Start of STORED RECORDS
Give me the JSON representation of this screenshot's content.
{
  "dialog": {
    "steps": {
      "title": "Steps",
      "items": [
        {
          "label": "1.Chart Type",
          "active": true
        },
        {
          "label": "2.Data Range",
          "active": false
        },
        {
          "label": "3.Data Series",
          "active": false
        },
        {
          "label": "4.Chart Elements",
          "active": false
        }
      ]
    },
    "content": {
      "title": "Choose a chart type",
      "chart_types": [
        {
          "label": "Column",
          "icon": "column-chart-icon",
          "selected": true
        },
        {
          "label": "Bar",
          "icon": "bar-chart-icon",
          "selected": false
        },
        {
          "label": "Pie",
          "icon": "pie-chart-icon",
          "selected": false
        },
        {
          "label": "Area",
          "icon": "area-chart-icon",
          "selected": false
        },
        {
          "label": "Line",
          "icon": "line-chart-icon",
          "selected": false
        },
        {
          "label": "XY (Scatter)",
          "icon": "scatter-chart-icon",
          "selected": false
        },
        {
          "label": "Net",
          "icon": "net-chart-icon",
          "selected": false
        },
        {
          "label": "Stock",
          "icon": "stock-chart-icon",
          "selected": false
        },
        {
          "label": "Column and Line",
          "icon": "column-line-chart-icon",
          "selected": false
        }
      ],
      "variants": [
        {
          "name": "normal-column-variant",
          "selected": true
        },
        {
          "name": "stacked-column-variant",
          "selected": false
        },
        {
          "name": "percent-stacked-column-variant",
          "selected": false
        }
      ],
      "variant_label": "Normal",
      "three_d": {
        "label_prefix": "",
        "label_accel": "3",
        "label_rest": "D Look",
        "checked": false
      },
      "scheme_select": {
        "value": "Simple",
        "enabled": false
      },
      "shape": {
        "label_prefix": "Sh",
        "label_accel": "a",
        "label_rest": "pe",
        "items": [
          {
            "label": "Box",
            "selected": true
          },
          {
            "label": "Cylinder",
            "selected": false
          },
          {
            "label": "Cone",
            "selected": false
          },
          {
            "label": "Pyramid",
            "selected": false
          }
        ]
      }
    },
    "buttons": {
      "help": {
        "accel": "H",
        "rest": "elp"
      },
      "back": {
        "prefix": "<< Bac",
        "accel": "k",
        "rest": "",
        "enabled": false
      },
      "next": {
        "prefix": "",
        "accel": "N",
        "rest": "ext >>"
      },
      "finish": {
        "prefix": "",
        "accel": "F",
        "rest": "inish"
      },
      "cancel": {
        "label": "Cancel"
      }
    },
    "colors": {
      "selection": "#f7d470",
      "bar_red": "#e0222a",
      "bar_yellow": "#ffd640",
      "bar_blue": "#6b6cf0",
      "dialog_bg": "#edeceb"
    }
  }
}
End of STORED RECORDS
[WHAT TO PRODUCE] Extract each line from the listing that holds the word "true".

[CORRECT OUTPUT]
          "active": true
          "selected": true
          "selected": true
            "selected": true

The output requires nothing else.